→ **Directions for this task**:
Read the records below and copy each line that contains "party".

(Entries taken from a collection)
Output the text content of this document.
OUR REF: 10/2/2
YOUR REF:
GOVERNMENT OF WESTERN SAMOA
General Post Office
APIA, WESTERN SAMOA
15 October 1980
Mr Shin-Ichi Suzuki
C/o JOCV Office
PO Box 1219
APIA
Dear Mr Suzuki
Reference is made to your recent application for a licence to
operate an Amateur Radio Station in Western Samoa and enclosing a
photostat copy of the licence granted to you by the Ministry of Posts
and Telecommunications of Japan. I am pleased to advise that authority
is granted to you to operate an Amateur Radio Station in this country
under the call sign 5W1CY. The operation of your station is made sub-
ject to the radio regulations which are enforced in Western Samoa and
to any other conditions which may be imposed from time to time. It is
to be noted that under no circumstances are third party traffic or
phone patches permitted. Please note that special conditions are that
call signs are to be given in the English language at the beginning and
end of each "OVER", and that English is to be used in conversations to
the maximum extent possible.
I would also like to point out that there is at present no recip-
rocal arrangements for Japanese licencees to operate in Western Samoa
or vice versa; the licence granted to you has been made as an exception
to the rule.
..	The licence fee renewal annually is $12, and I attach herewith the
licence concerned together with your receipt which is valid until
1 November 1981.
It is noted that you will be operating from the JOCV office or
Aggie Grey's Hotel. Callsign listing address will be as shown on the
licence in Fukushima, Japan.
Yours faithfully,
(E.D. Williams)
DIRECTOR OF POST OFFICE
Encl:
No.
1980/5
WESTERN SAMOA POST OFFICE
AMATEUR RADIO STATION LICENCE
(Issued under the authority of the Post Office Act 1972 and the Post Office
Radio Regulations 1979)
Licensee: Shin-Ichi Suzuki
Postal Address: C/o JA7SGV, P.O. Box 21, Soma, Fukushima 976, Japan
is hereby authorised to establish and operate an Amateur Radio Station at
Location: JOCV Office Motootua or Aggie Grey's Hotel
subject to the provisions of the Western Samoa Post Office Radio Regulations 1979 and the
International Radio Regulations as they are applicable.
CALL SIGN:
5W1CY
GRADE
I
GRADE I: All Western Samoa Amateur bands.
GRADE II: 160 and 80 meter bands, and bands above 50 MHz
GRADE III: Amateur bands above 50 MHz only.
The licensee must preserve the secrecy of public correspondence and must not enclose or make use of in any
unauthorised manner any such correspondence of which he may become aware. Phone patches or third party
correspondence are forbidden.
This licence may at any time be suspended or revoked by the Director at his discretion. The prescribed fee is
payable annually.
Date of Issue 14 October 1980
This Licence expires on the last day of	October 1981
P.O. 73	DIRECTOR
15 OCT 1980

→ **The result**:
to be noted that under no circumstances are third party traffic or
unauthorised manner any such correspondence of which he may become aware. Phone patches or third party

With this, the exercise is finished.